» **DO THIS**
Reproduce the following material exactly, including every line.

» **RECORDS TO PROCESS**

______

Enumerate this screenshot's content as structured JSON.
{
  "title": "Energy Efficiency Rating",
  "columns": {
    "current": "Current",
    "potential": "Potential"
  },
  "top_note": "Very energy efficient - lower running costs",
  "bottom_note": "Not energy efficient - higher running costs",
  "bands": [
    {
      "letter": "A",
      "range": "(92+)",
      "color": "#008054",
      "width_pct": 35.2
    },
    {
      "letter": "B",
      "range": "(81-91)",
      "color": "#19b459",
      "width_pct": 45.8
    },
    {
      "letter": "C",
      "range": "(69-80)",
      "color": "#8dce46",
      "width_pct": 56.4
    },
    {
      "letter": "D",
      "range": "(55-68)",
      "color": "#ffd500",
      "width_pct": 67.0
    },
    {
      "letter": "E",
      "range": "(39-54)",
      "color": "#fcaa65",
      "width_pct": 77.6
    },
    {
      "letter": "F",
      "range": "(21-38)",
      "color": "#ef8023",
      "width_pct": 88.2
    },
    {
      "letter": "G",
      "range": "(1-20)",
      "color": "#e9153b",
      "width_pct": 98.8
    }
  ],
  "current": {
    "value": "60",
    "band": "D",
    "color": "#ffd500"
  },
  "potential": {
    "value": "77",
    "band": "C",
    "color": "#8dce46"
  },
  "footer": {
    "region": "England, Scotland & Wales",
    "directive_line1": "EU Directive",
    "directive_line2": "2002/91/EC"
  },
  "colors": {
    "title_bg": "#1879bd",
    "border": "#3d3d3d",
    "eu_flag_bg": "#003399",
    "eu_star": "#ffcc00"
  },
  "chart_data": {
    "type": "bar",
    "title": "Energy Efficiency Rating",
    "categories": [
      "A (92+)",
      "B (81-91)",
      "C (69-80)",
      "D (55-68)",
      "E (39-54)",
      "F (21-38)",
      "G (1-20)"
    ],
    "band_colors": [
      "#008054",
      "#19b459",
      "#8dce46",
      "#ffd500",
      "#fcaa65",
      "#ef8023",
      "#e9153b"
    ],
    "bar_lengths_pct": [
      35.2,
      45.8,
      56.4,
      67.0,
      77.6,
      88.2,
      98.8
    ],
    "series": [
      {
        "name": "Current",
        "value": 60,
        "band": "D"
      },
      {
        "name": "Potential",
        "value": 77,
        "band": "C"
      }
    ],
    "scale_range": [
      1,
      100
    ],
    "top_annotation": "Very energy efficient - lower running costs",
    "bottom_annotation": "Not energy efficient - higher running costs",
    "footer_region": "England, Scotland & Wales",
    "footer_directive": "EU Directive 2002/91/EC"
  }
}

______

» **WRITTEN ANSWER**
Enumerate this screenshot's content as structured JSON.
{
  "title": "Energy Efficiency Rating",
  "columns": {
    "current": "Current",
    "potential": "Potential"
  },
  "top_note": "Very energy efficient - lower running costs",
  "bottom_note": "Not energy efficient - higher running costs",
  "bands": [
    {
      "letter": "A",
      "range": "(92+)",
      "color": "#008054",
      "width_pct": 35.2
    },
    {
      "letter": "B",
      "range": "(81-91)",
      "color": "#19b459",
      "width_pct": 45.8
    },
    {
      "letter": "C",
      "range": "(69-80)",
      "color": "#8dce46",
      "width_pct": 56.4
    },
    {
      "letter": "D",
      "range": "(55-68)",
      "color": "#ffd500",
      "width_pct": 67.0
    },
    {
      "letter": "E",
      "range": "(39-54)",
      "color": "#fcaa65",
      "width_pct": 77.6
    },
    {
      "letter": "F",
      "range": "(21-38)",
      "color": "#ef8023",
      "width_pct": 88.2
    },
    {
      "letter": "G",
      "range": "(1-20)",
      "color": "#e9153b",
      "width_pct": 98.8
    }
  ],
  "current": {
    "value": "60",
    "band": "D",
    "color": "#ffd500"
  },
  "potential": {
    "value": "77",
    "band": "C",
    "color": "#8dce46"
  },
  "footer": {
    "region": "England, Scotland & Wales",
    "directive_line1": "EU Directive",
    "directive_line2": "2002/91/EC"
  },
  "colors": {
    "title_bg": "#1879bd",
    "border": "#3d3d3d",
    "eu_flag_bg": "#003399",
    "eu_star": "#ffcc00"
  },
  "chart_data": {
    "type": "bar",
    "title": "Energy Efficiency Rating",
    "categories": [
      "A (92+)",
      "B (81-91)",
      "C (69-80)",
      "D (55-68)",
      "E (39-54)",
      "F (21-38)",
      "G (1-20)"
    ],
    "band_colors": [
      "#008054",
      "#19b459",
      "#8dce46",
      "#ffd500",
      "#fcaa65",
      "#ef8023",
      "#e9153b"
    ],
    "bar_lengths_pct": [
      35.2,
      45.8,
      56.4,
      67.0,
      77.6,
      88.2,
      98.8
    ],
    "series": [
      {
        "name": "Current",
        "value": 60,
        "band": "D"
      },
      {
        "name": "Potential",
        "value": 77,
        "band": "C"
      }
    ],
    "scale_range": [
      1,
      100
    ],
    "top_annotation": "Very energy efficient - lower running costs",
    "bottom_annotation": "Not energy efficient - higher running costs",
    "footer_region": "England, Scotland & Wales",
    "footer_directive": "EU Directive 2002/91/EC"
  }
}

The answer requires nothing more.